**Passage shown:**
════════════════

Tuesday, February 26, 2013

Technology Lesson: Emoji

Emoji is a system of emoticons that is currently very proliferate and popular with smartphones. Old People with iPhones are probably already familiar with emoji, or have received texts displaying the small adorable graphics.

Here is a description from New York magazine, which interviewed William Van Lacker, who helped bring emoji to the iPhone in America: "This visual alphabet, which includes much of the animal kingdom, the produce aisle, and the range of human emotions (plus a pile of feces with a face), now comes preloaded on the iPhone and presents a new frontier in texting, equally enticing to small children and slow-typing septuagenarians."

(New York's Joe Coscarelli received a text from his mother, which was, simply a birthday cake.) Van Lacker told NY Mag that Japanese texters used the emoji keyboard to communicate full sentences because it was easier than the regular keyboard, and I am willing to respect emoji for that reason alone. It is, however, not as efficient in the Western world.

Ipod Touches (iTouches), iPhones, and iPads are emoji enabled, provided the operating system is up-to-date. To get emoji on your iDevice:

Open SETTINGS. (It's the grey icon with the cogs on it.)
Click GENERAL. (It has the same icon.)
Click KEYBOARD. It is under DATE & TIME on my iTouch; you may need to scroll to find it.
Scroll to EMOJI. Press EMOJI.

You'll access the emoji keyboard in iMessage by pressing the globe icon next to the space bar. Here is a message you'll get on your Apple device the first time: "Tap the globe keyboard once to switch to the last used keyboard. Continue tapping to access other enabled keyboards. Tap and hold to show all enabled keyboards."

The clock at the bottom of the emoji keyboard will display your most recently used characters. You'll need to click the other icons to access all of the characters, which include animals, flowers, faces, hand symbols, miscellaneous symbols, and more.

You might knock the socks off your savvy children.

Additional Resources:
The Proliferation of Emoji, NY Mag
Emoji, Wikipedia 
iOS: Understanding emoji, Apple support 

Tuesday, February 19, 2013

Technology Lesson: Downloading Purchased Material WITHOUT Your USB Cable

We live in the future! If you have a wi-fi capable iPod, you can transfer files without your USB cable. I realized this the day after I bought the Nashville soundtrack on iTunes, and left my USB cable at the office. (This should have occurred to me, I download via wi-fi all the time!) If this happens to you, here's how to retrieve your iTunes purchases with the iTunes app and your wi-fi connection.

Turn on your iPod. If your wi-fi is not turned on, or you're not connected to a network, do that.

Launch iTunes via the iTunes app on your iPod.

Go to PURCHASED. It is the bar of icons at the bottom of your touchscreen.

Click MUSIC, the top bar on your touchscreen. It is followed by MOVIES and TV SHOWS. (These instructions will work with other media too. If you bought an episode of Justified, and wanted to download that, and not the Nashville soundtrack, then by all means, click TV SHOWS.)

You have some options. You can click RECENT PURCHASES if you just bought something.

The default listing is ALL.

I have 234 song purchases (this seems obscene, but the bulk of it is free playlists from hipster boutiques, thankfully), so the alternatives are faster. I know Old People are savvy, and expect your list is probably quite lengthy as well.

Another option is NOT ON THIS IPOD. Since your purchase is obviously not on your iPod, this is a very good choice.

Find the desired purchase. Click DOWNLOAD ALL in the top right corner.

════════════════

**Source material:**
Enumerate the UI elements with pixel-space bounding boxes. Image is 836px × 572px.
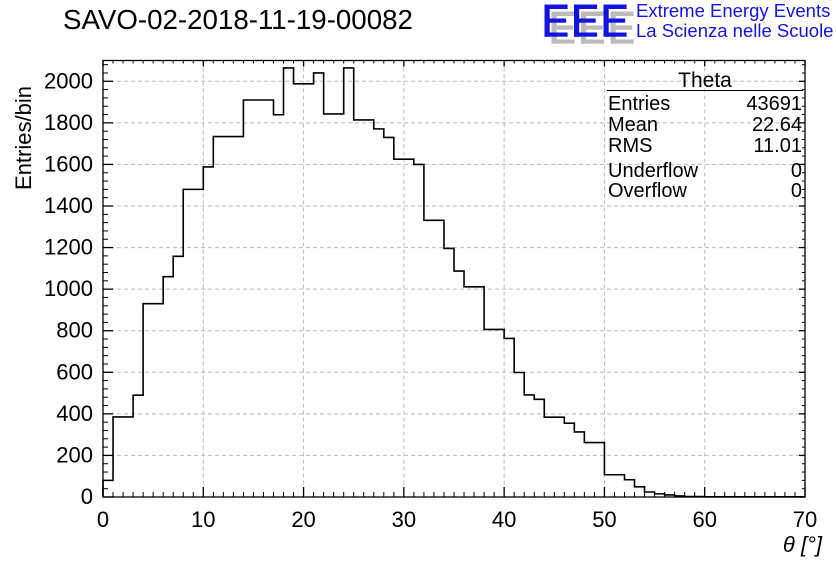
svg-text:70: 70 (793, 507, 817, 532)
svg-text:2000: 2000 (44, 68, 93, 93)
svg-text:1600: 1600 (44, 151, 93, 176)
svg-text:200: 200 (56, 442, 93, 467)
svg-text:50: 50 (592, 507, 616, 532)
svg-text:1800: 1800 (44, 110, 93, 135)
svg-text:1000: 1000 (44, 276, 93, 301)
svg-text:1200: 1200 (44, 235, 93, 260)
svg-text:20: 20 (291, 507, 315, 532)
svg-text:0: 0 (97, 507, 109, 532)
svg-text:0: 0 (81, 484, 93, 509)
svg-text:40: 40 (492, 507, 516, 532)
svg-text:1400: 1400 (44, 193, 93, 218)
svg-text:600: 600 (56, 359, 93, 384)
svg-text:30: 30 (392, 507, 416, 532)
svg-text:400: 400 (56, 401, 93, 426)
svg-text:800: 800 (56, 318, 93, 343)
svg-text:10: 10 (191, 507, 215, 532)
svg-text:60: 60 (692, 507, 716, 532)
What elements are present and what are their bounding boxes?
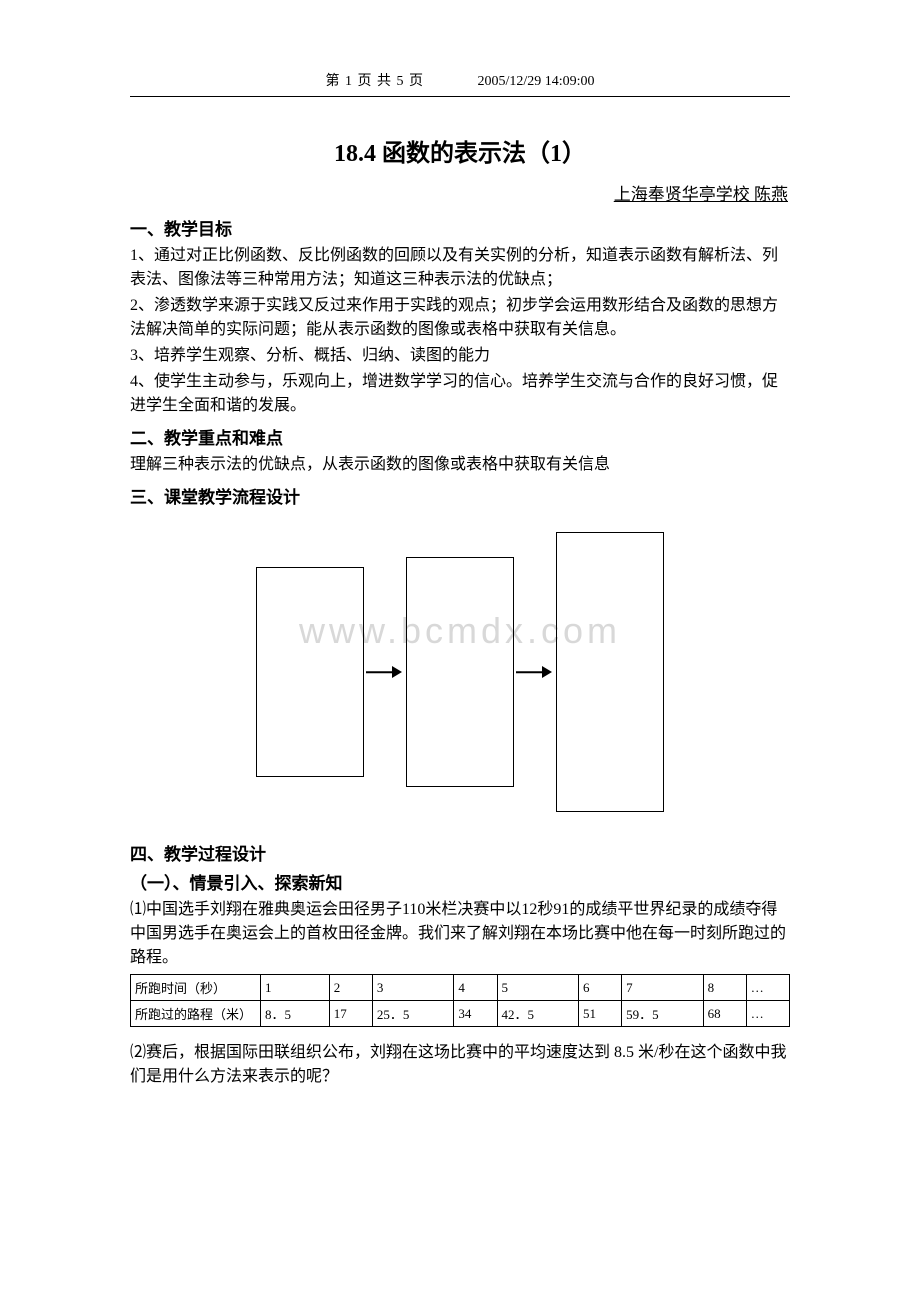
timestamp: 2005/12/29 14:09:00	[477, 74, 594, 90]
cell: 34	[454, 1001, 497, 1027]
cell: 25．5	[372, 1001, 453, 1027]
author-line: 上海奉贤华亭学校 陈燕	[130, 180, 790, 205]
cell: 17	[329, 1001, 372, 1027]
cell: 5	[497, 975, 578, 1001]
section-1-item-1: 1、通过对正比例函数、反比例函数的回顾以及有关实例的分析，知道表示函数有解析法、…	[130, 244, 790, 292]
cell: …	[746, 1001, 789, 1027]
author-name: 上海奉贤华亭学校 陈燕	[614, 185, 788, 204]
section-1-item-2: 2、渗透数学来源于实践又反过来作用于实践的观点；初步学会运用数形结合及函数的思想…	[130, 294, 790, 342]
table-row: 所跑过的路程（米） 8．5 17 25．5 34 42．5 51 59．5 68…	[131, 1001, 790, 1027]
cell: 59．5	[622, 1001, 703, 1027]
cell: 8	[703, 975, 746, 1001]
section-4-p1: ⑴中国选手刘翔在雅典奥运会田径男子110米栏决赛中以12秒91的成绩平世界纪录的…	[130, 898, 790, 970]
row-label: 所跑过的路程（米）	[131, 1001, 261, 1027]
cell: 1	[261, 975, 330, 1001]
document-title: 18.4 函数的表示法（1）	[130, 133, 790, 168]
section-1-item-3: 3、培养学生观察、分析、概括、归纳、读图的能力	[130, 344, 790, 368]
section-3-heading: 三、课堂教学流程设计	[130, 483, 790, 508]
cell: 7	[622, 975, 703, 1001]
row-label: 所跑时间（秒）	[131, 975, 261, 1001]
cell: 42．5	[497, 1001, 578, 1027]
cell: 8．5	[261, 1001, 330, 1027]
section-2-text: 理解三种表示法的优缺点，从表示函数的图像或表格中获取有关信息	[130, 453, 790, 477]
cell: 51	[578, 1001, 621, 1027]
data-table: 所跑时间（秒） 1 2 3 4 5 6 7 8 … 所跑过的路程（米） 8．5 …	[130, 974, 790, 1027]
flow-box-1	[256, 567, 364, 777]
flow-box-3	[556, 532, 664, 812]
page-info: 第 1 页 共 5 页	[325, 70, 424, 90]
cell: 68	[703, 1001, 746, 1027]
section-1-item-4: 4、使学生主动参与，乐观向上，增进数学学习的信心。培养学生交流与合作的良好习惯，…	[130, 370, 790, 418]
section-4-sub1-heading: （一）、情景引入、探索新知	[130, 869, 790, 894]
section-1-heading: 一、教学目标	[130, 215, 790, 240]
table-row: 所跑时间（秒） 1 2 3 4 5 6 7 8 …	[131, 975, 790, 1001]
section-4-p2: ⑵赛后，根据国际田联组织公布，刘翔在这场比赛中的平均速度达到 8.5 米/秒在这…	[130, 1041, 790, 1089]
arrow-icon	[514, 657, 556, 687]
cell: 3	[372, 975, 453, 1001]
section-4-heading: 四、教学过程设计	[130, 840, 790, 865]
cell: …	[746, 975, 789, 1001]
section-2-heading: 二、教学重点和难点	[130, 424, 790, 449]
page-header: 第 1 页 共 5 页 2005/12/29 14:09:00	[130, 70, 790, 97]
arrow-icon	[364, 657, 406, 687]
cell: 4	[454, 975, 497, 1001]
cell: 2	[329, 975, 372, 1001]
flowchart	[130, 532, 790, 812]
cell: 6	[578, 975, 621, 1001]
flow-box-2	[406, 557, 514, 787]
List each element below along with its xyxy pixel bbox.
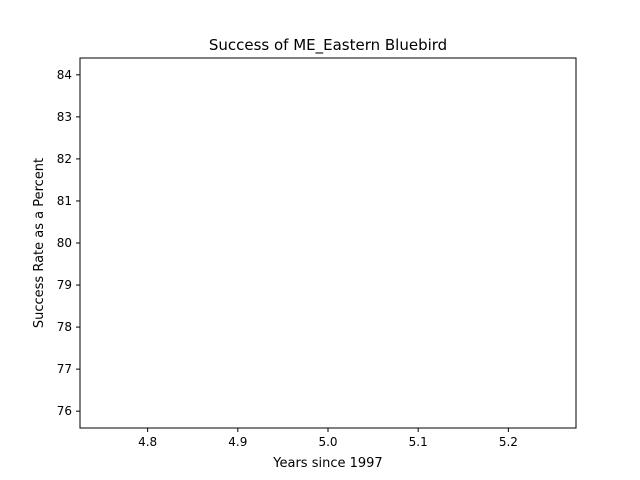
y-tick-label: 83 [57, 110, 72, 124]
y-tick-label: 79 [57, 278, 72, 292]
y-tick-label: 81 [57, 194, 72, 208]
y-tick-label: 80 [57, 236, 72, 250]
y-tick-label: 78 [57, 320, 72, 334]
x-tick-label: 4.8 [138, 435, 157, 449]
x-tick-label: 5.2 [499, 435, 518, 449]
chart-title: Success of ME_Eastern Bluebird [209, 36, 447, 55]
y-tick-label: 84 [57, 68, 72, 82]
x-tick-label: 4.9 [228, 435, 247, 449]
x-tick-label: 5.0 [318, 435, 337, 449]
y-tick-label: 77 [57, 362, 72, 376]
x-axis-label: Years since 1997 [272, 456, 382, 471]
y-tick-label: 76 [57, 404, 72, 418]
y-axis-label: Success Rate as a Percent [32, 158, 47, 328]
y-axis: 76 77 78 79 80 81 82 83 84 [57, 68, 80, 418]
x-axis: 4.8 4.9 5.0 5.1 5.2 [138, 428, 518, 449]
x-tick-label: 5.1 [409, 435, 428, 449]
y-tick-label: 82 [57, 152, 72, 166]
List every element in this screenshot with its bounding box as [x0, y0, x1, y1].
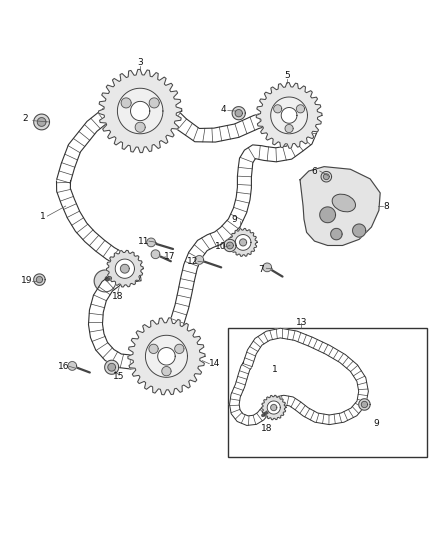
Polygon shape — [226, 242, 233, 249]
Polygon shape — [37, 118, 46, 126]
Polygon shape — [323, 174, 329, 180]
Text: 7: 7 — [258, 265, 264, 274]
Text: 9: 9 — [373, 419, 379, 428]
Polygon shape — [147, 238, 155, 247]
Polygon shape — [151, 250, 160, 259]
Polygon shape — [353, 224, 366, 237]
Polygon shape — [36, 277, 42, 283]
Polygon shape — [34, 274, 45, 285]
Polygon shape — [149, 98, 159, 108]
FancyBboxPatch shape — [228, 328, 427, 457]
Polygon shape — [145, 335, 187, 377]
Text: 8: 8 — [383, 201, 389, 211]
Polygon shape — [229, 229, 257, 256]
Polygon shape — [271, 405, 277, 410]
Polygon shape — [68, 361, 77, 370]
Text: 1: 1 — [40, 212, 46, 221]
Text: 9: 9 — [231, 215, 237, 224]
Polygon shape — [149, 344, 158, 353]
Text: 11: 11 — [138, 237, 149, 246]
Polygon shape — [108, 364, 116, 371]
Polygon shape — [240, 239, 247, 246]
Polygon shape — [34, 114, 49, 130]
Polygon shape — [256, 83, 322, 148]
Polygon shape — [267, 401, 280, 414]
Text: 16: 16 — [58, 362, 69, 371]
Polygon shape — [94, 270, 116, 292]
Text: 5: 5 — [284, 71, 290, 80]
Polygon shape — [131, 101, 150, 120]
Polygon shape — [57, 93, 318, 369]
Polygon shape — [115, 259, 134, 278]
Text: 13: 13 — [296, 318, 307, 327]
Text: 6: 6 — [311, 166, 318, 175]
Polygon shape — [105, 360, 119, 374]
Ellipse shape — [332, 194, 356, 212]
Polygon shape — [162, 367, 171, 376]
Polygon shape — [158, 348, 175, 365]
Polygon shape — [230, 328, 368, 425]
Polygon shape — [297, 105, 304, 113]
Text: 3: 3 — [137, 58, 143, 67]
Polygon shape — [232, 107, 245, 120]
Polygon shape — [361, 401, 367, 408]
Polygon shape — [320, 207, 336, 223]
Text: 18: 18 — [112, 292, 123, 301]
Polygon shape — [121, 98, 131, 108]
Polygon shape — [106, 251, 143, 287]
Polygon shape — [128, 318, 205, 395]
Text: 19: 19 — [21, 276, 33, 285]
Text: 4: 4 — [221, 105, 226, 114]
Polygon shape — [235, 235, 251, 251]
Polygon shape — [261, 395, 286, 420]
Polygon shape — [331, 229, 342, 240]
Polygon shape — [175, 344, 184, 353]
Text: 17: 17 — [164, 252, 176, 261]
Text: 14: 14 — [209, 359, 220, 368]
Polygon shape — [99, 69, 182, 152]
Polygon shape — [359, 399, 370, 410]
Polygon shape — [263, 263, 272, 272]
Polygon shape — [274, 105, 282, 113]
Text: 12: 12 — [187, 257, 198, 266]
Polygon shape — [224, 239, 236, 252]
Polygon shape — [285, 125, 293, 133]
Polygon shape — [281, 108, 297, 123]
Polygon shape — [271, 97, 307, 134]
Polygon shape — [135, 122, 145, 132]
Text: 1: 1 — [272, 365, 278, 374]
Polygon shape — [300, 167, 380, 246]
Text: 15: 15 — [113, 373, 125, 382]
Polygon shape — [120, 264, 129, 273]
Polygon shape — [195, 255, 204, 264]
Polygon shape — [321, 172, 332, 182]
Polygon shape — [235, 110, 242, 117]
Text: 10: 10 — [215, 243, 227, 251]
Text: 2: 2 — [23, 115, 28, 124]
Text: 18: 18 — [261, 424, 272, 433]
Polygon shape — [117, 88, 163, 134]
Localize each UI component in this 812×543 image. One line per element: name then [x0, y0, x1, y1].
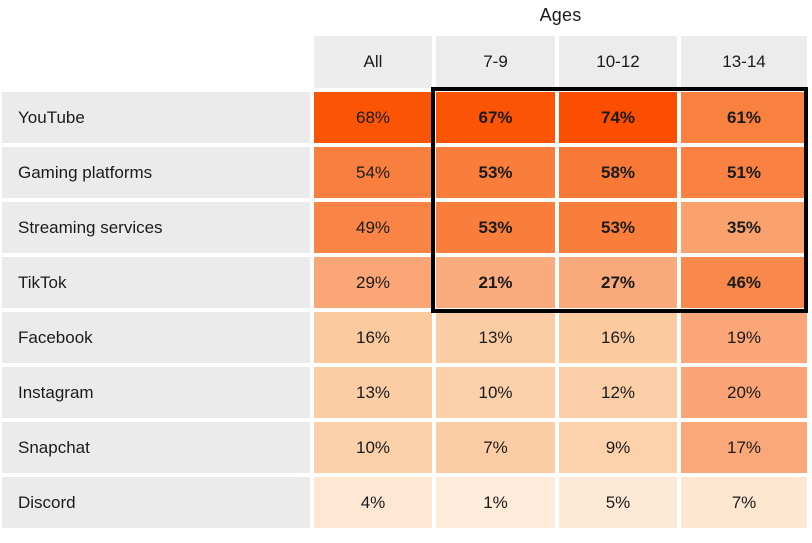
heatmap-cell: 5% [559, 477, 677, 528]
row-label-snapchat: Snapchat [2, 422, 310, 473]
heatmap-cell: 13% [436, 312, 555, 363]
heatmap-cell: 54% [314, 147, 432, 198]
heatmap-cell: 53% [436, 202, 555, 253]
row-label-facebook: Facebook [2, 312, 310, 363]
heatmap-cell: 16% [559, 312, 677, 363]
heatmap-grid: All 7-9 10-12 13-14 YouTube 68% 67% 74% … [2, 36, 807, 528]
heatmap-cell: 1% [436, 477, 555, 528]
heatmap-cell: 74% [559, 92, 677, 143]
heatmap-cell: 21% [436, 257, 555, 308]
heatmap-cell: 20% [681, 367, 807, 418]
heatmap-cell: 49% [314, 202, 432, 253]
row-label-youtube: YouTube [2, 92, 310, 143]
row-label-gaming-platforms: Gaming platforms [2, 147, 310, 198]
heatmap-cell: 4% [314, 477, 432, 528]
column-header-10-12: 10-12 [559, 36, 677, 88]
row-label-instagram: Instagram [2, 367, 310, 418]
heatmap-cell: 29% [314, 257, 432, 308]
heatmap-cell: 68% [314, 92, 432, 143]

════════════════

**Your tasks:**
A - Please copy the rows above word for word, starting at the line that contains "svg-text:70: 70 (793, 507, 817, 532)" and ending at the line that contains "What elements are", with both of those lines included.
B - Carry the technology lesson posts on from the point where they stop.

**Answers to each task:**
A -
svg-text:70: 70 (793, 507, 817, 532)
svg-text:2000: 2000 (44, 68, 93, 93)
svg-text:1600: 1600 (44, 151, 93, 176)
svg-text:200: 200 (56, 442, 93, 467)
svg-text:50: 50 (592, 507, 616, 532)
svg-text:1800: 1800 (44, 110, 93, 135)
svg-text:1000: 1000 (44, 276, 93, 301)
svg-text:1200: 1200 (44, 235, 93, 260)
svg-text:20: 20 (291, 507, 315, 532)
svg-text:0: 0 (97, 507, 109, 532)
svg-text:0: 0 (81, 484, 93, 509)
svg-text:40: 40 (492, 507, 516, 532)
svg-text:1400: 1400 (44, 193, 93, 218)
svg-text:600: 600 (56, 359, 93, 384)
svg-text:30: 30 (392, 507, 416, 532)
svg-text:400: 400 (56, 401, 93, 426)
svg-text:800: 800 (56, 318, 93, 343)
svg-text:10: 10 (191, 507, 215, 532)
svg-text:60: 60 (692, 507, 716, 532)
What elements are present and what are their bounding boxes?

B -
You'll see a small red number at the bottom right corner on your touch screen, where it says DOWNLOADS.

You can press DOWNLOADS if you want to watch the transfer.

When the download ends, you'll find the music (TV show, or movie) in your iPod.

Tuesday, February 12, 2013

Technology Briefing: Kobo

Kobo is an e-reader. I don't own one, and am not affiliated with Kobo Inc., but a Brooklyn Based e-mail made me feel like I should shared with the well-informed, highly literate Old People.

You're probably already familiar with e-readers, which include the Kindle and Nook. (You probably already one one!)

What I wanted to share about Kobo is that it's partnered with independent booksellers and Indiebound. You can buy Kobo at independent book stores and support those stores when you read:
The bookstores keep a small percentage of each Kobo title you purchase for the life of your device, and on any Kobo e-book sold on their site or directly through Kobo; you just need to register your Kobo account with either Word or Greenlight first, for the store to get credit for your e-books.
(WORD and Greenlight are two Brooklyn book stores.)

It's a nice idea, right? (I'm feeling overly positive in 2013.)

Additional Resources:
Indiebound/Kobo program

Tuesday, February 5, 2013

Vocab lesson: Streaming Media

Streaming media ("streaming," I stream, you stream, we all scream for streaming), is when media is transferred continuously; a more technical definition is when data is "received as it is delivered." The affect is similar to watching something live, and is often considered an alternative to downloading media. In theory, this should cut down on buffering, but not always.

A more jargon-laded, and complete explanation, from Webopedia:
For streaming to work, the client side receiving the data must be able to collect the data and send it as a steady stream to the application that is processing the data and converting it to sound or pictures. This means that if the streaming client receives the data more quickly than required, it needs to save the excess data in a buffer. If the data doesn't come quickly enough, however, the presentation of the data will not be smooth.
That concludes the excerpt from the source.